Among the lines below, list those containing the string "Your".

○ ○ ○ ○

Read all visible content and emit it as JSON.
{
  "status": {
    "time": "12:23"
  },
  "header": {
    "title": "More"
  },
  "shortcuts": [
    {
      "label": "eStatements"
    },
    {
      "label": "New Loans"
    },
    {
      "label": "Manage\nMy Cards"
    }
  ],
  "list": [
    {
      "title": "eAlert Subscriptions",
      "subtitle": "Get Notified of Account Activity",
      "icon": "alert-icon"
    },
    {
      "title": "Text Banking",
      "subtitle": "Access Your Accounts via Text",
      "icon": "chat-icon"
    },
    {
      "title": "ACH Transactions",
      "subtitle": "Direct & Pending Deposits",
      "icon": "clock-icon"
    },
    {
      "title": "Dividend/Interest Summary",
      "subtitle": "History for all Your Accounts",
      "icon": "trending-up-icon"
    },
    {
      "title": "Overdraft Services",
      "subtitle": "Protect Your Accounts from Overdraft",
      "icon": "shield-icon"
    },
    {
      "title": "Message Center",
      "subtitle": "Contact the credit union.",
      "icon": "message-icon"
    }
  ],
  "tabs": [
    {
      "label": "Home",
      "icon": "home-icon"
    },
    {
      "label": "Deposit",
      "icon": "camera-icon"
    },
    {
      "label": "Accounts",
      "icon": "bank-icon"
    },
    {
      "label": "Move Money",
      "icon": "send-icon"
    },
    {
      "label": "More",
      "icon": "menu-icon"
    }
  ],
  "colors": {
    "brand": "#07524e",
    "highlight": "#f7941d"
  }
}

○ ○ ○ ○

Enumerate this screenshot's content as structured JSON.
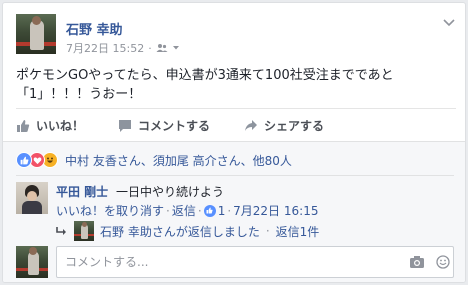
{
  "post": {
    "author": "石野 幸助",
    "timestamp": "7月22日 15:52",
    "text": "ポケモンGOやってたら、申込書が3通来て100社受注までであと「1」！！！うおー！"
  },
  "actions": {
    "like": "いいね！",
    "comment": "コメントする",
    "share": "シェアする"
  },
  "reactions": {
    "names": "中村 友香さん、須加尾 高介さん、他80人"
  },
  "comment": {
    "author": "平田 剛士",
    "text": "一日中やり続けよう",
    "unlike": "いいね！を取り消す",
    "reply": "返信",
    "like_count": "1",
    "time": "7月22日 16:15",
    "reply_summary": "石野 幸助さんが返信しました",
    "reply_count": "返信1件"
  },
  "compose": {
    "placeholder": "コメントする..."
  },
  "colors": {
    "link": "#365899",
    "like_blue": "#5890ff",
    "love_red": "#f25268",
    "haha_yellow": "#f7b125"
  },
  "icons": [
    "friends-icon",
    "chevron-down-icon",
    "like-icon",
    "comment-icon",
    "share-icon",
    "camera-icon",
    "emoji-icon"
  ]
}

○ ○ ○ ○

• **Exercise answer**:
      "subtitle": "Access Your Accounts via Text",
      "subtitle": "History for all Your Accounts",
      "subtitle": "Protect Your Accounts from Overdraft",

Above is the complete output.